Task directions:
Locate each line with the string "screenshot" in the listing below and copy it.

Data to process:

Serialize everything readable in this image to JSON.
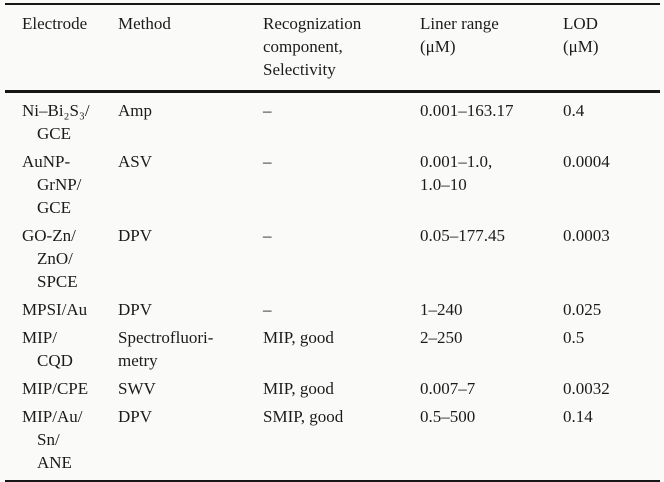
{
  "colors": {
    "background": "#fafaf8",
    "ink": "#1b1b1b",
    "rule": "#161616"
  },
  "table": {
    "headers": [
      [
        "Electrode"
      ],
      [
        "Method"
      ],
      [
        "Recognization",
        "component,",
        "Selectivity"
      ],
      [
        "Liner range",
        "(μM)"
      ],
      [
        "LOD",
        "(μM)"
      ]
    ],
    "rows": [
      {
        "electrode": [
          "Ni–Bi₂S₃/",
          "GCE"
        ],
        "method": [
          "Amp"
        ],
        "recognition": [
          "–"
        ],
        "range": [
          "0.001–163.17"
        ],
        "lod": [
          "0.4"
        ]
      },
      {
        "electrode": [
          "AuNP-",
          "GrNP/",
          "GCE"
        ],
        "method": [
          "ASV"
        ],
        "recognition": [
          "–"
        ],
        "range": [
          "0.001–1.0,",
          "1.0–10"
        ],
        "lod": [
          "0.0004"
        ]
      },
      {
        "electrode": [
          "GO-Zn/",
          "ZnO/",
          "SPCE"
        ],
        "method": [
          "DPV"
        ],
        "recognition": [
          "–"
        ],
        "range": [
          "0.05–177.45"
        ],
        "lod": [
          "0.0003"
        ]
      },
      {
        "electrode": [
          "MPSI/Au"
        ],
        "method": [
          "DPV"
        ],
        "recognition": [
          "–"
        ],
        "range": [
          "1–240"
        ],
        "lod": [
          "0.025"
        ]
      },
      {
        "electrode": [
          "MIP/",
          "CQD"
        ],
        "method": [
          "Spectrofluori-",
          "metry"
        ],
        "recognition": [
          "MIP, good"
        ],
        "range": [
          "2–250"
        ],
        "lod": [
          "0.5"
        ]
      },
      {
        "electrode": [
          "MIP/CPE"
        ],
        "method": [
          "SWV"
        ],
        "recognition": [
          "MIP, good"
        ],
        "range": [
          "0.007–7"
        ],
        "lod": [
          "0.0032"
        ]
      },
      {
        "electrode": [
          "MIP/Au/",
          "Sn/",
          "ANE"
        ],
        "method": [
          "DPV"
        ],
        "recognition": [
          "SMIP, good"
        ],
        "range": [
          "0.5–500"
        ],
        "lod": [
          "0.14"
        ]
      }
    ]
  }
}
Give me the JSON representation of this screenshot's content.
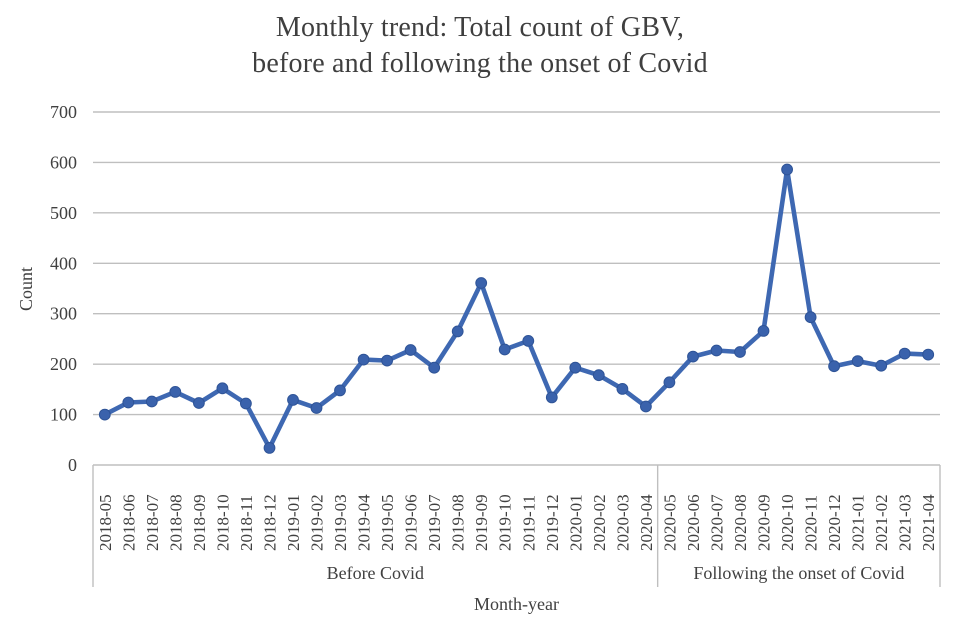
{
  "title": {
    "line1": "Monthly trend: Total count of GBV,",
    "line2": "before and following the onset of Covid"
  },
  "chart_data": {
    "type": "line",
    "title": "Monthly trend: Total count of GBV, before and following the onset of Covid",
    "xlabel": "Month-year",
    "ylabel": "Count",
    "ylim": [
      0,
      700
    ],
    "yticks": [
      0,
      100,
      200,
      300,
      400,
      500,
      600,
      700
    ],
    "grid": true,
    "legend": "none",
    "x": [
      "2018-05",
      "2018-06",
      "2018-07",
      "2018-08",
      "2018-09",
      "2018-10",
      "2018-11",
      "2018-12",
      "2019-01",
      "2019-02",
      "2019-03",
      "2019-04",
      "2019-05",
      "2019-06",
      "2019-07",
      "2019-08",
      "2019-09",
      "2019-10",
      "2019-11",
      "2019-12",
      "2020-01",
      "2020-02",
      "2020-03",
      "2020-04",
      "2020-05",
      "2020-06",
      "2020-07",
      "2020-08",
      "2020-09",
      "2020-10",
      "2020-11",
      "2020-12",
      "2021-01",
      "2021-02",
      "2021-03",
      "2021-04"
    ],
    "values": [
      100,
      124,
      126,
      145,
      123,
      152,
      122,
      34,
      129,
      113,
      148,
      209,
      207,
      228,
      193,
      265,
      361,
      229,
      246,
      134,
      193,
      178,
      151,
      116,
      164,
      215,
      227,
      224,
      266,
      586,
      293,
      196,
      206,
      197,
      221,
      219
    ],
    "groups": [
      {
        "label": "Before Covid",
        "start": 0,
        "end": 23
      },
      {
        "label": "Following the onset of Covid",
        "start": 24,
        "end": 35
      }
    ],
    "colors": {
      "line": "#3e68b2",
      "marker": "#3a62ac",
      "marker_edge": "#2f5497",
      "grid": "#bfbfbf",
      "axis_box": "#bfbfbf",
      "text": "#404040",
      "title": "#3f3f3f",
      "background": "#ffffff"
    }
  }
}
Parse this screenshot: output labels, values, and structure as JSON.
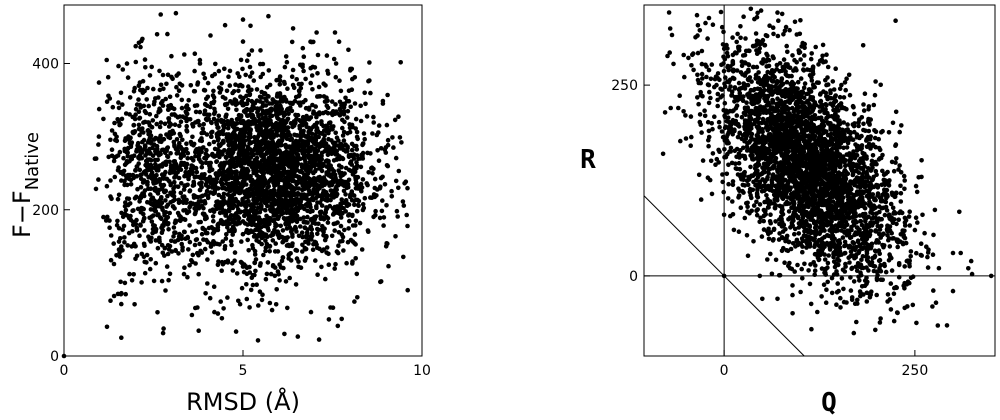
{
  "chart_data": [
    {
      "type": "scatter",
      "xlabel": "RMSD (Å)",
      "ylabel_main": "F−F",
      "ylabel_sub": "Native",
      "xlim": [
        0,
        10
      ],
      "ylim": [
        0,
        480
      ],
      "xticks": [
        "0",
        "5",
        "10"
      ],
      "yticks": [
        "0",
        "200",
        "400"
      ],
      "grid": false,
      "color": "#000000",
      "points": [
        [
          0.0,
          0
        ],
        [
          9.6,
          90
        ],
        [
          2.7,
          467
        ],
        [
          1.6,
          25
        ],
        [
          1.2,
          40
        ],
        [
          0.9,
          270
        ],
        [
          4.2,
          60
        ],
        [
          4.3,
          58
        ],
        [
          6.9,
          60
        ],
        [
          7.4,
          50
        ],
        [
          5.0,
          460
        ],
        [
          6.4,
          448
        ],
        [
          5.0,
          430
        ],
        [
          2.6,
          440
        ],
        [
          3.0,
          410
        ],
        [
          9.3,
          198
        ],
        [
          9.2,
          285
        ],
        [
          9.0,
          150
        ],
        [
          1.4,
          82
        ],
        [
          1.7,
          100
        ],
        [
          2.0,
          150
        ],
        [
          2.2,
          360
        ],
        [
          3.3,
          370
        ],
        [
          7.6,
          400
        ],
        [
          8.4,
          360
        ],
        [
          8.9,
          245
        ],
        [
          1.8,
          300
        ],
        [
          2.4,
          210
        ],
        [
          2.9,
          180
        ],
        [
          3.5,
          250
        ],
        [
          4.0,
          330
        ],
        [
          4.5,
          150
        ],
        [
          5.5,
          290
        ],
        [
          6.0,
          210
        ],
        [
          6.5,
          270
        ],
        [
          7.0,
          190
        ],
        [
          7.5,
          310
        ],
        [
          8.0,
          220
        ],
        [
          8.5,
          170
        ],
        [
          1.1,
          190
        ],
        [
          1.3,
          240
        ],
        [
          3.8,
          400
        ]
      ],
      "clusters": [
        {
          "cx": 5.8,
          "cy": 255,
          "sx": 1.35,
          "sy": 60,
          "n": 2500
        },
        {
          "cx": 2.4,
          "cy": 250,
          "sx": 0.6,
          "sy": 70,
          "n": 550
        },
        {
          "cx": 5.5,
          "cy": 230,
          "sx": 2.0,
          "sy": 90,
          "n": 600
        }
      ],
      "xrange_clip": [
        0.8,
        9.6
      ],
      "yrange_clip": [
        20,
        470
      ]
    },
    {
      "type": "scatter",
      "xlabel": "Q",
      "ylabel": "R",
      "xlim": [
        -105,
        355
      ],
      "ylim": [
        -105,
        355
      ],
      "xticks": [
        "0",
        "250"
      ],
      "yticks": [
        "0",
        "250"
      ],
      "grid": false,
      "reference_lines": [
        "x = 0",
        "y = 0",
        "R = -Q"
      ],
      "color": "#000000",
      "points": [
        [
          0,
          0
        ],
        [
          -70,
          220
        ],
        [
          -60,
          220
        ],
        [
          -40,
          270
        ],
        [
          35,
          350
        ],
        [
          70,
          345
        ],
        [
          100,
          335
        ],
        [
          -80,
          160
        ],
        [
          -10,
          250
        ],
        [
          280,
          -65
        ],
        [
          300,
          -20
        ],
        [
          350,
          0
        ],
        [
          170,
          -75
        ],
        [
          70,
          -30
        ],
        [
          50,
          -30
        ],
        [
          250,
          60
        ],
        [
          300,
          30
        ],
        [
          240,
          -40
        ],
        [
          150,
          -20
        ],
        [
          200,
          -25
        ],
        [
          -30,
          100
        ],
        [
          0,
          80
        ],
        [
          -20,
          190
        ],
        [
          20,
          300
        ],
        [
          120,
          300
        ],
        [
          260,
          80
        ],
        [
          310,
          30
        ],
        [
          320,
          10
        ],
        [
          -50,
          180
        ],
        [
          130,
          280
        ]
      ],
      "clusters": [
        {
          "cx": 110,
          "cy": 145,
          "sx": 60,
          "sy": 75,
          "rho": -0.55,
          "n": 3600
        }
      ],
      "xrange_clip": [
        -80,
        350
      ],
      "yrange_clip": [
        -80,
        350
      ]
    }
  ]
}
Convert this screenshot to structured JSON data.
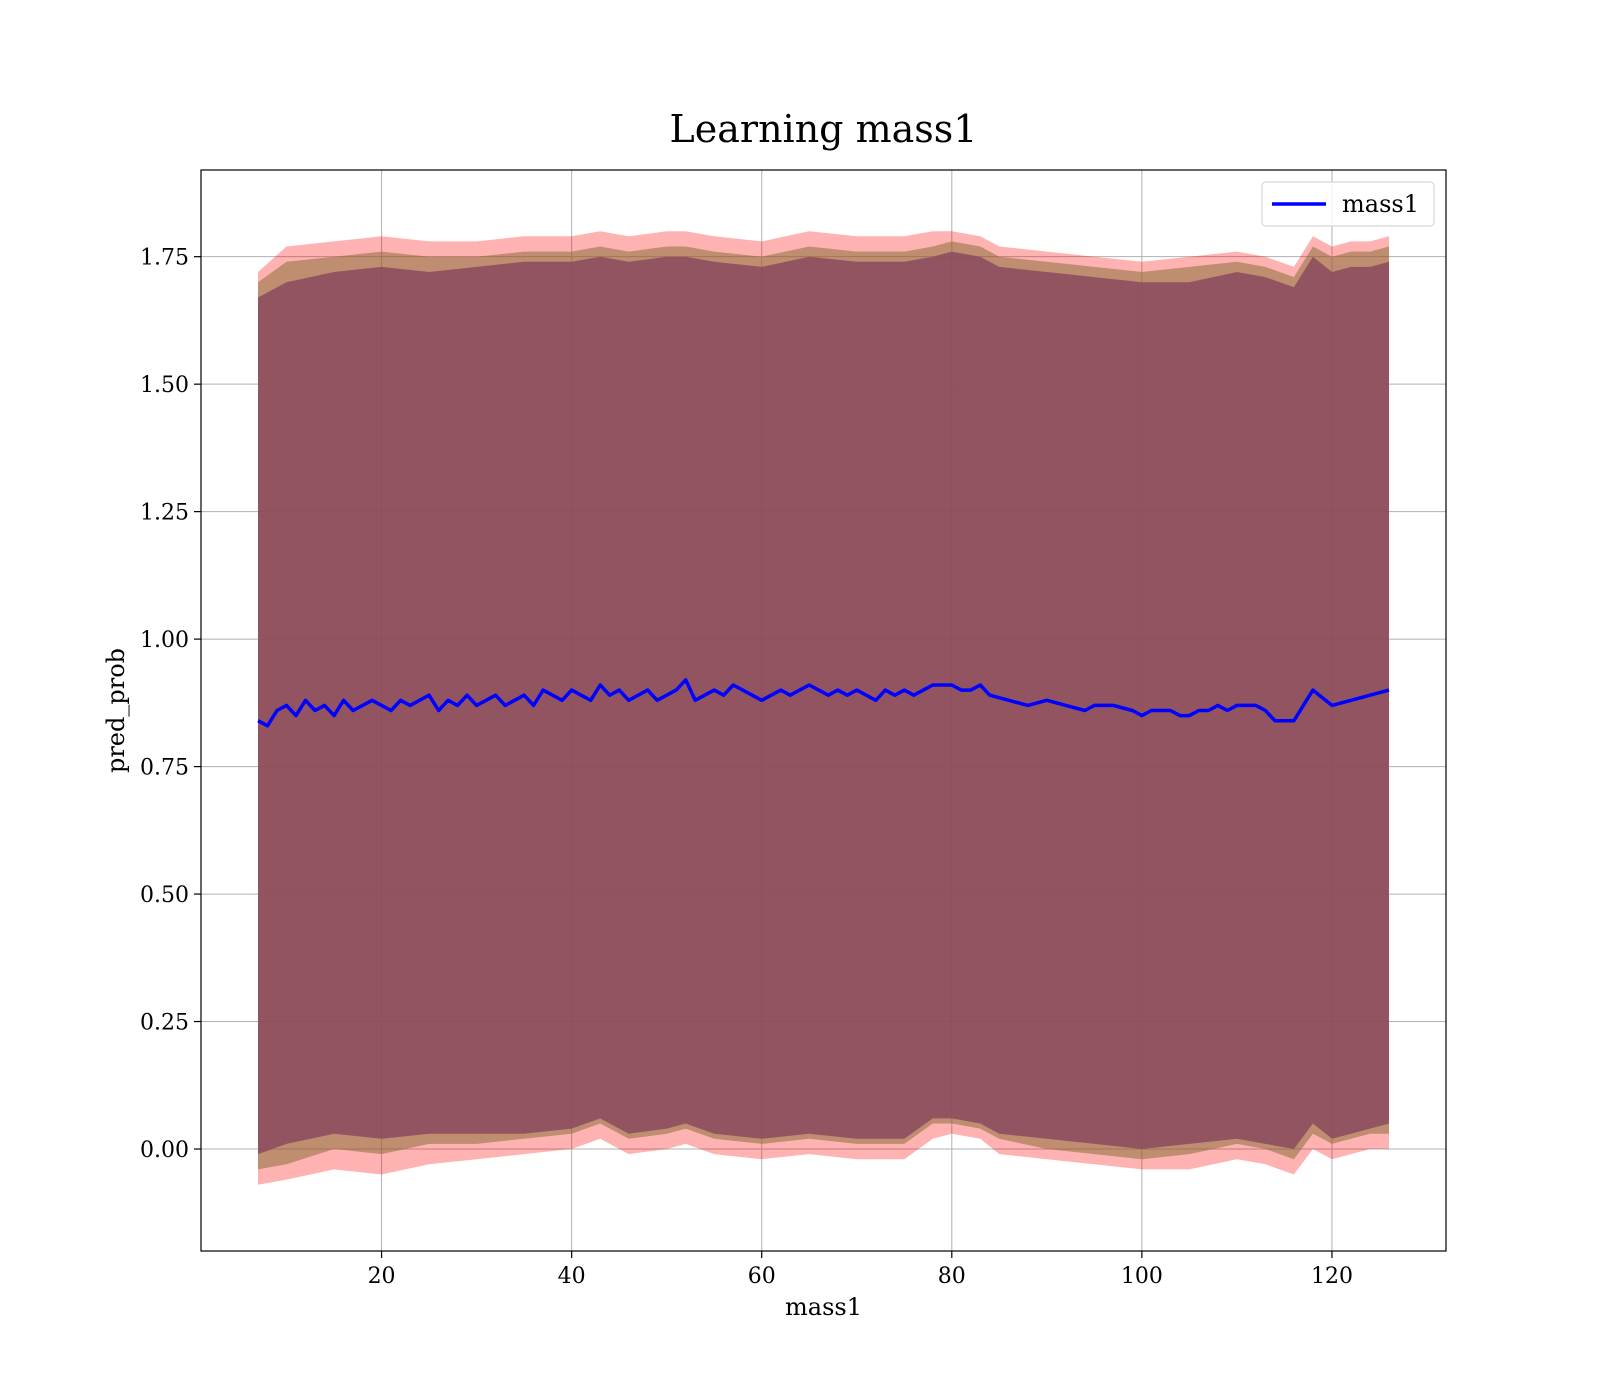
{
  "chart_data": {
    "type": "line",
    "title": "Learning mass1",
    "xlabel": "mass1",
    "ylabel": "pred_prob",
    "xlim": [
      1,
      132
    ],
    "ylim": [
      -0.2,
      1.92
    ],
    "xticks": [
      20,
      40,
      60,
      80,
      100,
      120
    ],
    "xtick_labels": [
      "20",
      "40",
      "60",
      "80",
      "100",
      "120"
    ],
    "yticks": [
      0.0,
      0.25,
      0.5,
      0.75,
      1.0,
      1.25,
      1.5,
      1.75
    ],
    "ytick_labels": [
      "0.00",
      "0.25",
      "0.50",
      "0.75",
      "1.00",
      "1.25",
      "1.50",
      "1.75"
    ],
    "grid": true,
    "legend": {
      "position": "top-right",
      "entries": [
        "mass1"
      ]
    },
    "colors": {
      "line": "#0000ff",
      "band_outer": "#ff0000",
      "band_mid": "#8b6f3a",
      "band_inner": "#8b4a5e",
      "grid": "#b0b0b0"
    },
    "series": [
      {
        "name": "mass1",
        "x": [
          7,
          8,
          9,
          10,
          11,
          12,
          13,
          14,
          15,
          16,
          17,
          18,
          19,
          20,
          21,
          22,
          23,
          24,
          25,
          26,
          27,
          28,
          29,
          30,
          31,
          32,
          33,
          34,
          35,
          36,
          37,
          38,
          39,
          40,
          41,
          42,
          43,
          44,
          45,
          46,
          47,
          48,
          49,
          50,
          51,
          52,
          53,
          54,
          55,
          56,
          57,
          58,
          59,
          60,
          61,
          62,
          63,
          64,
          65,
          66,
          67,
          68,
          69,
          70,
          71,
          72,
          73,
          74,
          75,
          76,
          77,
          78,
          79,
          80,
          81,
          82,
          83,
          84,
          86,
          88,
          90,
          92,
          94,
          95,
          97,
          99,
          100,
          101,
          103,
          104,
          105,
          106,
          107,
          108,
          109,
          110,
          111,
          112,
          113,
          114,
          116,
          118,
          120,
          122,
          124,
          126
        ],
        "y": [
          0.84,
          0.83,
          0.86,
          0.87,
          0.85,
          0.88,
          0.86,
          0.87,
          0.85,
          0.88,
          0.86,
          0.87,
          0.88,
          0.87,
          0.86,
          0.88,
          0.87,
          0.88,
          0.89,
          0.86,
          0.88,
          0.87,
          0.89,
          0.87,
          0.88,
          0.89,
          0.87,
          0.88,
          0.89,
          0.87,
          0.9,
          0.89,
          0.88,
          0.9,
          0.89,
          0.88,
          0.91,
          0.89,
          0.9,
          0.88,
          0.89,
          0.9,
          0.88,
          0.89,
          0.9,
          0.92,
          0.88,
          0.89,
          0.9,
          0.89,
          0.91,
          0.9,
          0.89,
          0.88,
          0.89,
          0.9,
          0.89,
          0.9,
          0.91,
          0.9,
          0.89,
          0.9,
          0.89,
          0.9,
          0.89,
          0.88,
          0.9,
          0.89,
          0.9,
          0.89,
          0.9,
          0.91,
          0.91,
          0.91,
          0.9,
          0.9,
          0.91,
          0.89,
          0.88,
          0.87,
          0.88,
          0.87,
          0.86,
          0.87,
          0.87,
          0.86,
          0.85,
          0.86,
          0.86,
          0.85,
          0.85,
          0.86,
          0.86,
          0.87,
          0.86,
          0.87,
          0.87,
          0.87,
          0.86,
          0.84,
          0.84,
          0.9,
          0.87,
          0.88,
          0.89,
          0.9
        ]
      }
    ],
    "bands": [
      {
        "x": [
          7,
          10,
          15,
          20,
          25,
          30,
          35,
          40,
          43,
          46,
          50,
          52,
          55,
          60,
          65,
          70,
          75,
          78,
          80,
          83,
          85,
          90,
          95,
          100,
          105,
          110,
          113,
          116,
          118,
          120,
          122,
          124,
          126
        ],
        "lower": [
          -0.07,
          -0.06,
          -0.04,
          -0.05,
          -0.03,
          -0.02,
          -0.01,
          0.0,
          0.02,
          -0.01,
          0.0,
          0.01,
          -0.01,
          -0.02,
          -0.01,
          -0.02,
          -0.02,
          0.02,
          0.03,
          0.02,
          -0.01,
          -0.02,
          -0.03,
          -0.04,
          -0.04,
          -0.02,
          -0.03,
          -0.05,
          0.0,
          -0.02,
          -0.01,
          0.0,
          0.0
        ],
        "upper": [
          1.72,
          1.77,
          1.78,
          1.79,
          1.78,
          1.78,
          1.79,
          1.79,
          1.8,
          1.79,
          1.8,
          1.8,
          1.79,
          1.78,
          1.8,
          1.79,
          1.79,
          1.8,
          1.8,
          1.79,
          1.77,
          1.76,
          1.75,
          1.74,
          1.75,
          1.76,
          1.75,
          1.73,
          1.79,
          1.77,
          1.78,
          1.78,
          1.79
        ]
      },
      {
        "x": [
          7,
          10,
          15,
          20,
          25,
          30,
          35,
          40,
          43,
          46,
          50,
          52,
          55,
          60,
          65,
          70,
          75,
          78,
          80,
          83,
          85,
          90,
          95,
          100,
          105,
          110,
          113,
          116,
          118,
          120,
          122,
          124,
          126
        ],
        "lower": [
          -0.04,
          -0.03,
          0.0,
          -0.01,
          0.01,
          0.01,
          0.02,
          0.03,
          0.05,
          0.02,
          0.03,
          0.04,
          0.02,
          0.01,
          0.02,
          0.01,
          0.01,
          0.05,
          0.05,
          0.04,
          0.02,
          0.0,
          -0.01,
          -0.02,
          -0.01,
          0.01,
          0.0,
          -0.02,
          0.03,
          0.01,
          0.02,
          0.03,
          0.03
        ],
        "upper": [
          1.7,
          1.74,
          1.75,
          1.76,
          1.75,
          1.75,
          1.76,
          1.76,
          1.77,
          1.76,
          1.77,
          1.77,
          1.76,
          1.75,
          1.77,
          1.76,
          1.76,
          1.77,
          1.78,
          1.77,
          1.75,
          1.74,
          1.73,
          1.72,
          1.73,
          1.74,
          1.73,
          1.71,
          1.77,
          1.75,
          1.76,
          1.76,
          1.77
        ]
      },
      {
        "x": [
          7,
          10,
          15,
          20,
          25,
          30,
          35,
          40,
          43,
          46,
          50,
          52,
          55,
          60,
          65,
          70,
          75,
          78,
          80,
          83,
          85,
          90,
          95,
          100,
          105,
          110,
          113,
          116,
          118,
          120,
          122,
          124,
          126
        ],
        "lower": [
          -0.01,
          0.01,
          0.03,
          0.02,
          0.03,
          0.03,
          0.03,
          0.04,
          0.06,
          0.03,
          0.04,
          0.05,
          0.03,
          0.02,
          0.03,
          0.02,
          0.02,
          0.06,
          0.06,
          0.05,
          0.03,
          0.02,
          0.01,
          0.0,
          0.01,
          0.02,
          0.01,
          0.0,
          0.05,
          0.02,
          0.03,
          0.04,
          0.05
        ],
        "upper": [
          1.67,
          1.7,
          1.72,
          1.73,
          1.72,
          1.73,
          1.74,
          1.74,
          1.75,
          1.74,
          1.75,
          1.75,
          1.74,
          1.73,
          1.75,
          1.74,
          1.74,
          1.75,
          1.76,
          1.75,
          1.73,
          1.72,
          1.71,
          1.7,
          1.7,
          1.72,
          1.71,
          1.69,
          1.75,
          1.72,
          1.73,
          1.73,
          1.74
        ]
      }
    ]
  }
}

Problem solution:
Give me the JSON representation of this screenshot's content.
Parse this screenshot: output labels, values, and structure as JSON.
Convert this screenshot to structured JSON data.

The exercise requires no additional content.